Job :: Reproduce the material below verbatim, line for line, and leave out the pictures.
---------------
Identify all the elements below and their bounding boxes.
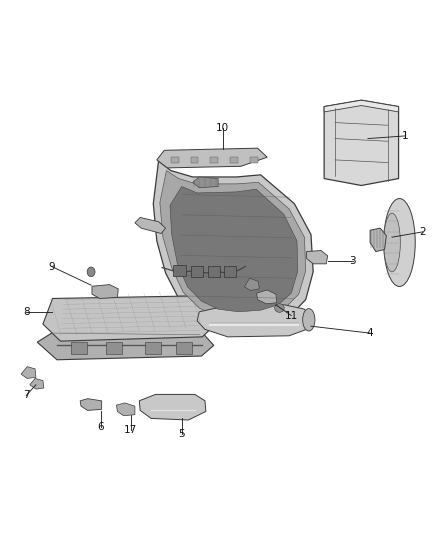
- Text: 3: 3: [349, 256, 356, 266]
- Polygon shape: [244, 278, 259, 290]
- Polygon shape: [307, 251, 328, 264]
- Bar: [173, 265, 186, 276]
- Bar: [210, 157, 218, 163]
- Circle shape: [87, 267, 95, 277]
- Bar: [191, 157, 198, 163]
- Polygon shape: [80, 399, 102, 410]
- Polygon shape: [324, 100, 399, 112]
- Polygon shape: [157, 148, 267, 168]
- Bar: [250, 157, 258, 163]
- Text: 9: 9: [48, 262, 55, 271]
- Bar: [145, 342, 161, 354]
- Polygon shape: [43, 296, 215, 341]
- Polygon shape: [30, 378, 44, 389]
- Polygon shape: [135, 217, 166, 233]
- Text: 11: 11: [285, 311, 298, 320]
- Polygon shape: [153, 161, 313, 329]
- Polygon shape: [37, 329, 214, 360]
- Bar: [230, 157, 238, 163]
- Bar: [176, 342, 192, 354]
- Text: 2: 2: [419, 227, 426, 237]
- Ellipse shape: [384, 198, 415, 287]
- Polygon shape: [193, 177, 218, 188]
- Polygon shape: [21, 367, 36, 378]
- Ellipse shape: [384, 213, 400, 272]
- Polygon shape: [170, 187, 298, 312]
- Bar: [224, 266, 236, 277]
- Ellipse shape: [275, 304, 284, 312]
- Bar: [208, 266, 220, 277]
- Bar: [191, 266, 203, 277]
- Bar: [71, 342, 87, 354]
- Polygon shape: [92, 285, 118, 298]
- Text: 1: 1: [402, 131, 409, 141]
- Polygon shape: [117, 403, 135, 416]
- Bar: [171, 157, 179, 163]
- Text: 6: 6: [97, 423, 104, 432]
- Text: 7: 7: [23, 391, 30, 400]
- Text: 17: 17: [124, 425, 137, 435]
- Polygon shape: [324, 100, 399, 185]
- Text: 8: 8: [23, 307, 30, 317]
- Ellipse shape: [303, 309, 315, 331]
- Text: 10: 10: [216, 123, 229, 133]
- Polygon shape: [160, 171, 306, 320]
- Bar: [106, 342, 122, 354]
- Text: 5: 5: [178, 430, 185, 439]
- Polygon shape: [139, 394, 206, 420]
- Text: 4: 4: [367, 328, 374, 338]
- Polygon shape: [197, 305, 312, 337]
- Polygon shape: [257, 290, 277, 304]
- Polygon shape: [370, 228, 386, 252]
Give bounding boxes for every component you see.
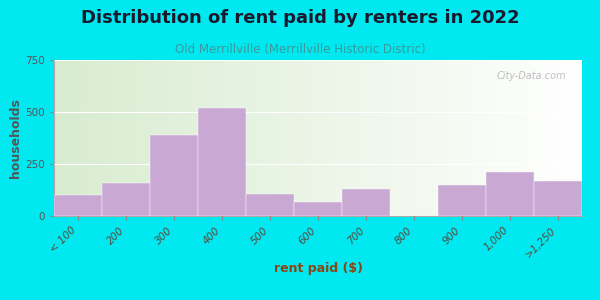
---------------
Written reply ::
Identify all the elements below and their bounding boxes.
- Text: 3: 3: [349, 256, 356, 266]
- Polygon shape: [244, 278, 259, 290]
- Polygon shape: [307, 251, 328, 264]
- Bar: [173, 265, 186, 276]
- Bar: [210, 157, 218, 163]
- Circle shape: [87, 267, 95, 277]
- Bar: [191, 157, 198, 163]
- Polygon shape: [80, 399, 102, 410]
- Polygon shape: [324, 100, 399, 112]
- Polygon shape: [157, 148, 267, 168]
- Bar: [250, 157, 258, 163]
- Text: 9: 9: [48, 262, 55, 271]
- Bar: [145, 342, 161, 354]
- Polygon shape: [43, 296, 215, 341]
- Polygon shape: [30, 378, 44, 389]
- Polygon shape: [135, 217, 166, 233]
- Text: 11: 11: [285, 311, 298, 320]
- Polygon shape: [153, 161, 313, 329]
- Polygon shape: [37, 329, 214, 360]
- Bar: [230, 157, 238, 163]
- Bar: [176, 342, 192, 354]
- Text: 2: 2: [419, 227, 426, 237]
- Ellipse shape: [384, 198, 415, 287]
- Polygon shape: [193, 177, 218, 188]
- Polygon shape: [21, 367, 36, 378]
- Ellipse shape: [384, 213, 400, 272]
- Polygon shape: [170, 187, 298, 312]
- Bar: [224, 266, 236, 277]
- Ellipse shape: [275, 304, 284, 312]
- Bar: [208, 266, 220, 277]
- Bar: [191, 266, 203, 277]
- Bar: [71, 342, 87, 354]
- Polygon shape: [92, 285, 118, 298]
- Text: 1: 1: [402, 131, 409, 141]
- Polygon shape: [117, 403, 135, 416]
- Bar: [171, 157, 179, 163]
- Text: 6: 6: [97, 423, 104, 432]
- Text: 7: 7: [23, 391, 30, 400]
- Text: 17: 17: [124, 425, 137, 435]
- Polygon shape: [324, 100, 399, 185]
- Text: 8: 8: [23, 307, 30, 317]
- Ellipse shape: [303, 309, 315, 331]
- Text: 10: 10: [216, 123, 229, 133]
- Polygon shape: [160, 171, 306, 320]
- Bar: [106, 342, 122, 354]
- Text: 5: 5: [178, 430, 185, 439]
- Polygon shape: [139, 394, 206, 420]
- Text: 4: 4: [367, 328, 374, 338]
- Polygon shape: [197, 305, 312, 337]
- Polygon shape: [257, 290, 277, 304]
- Polygon shape: [370, 228, 386, 252]
Give bounding boxes for every component you see.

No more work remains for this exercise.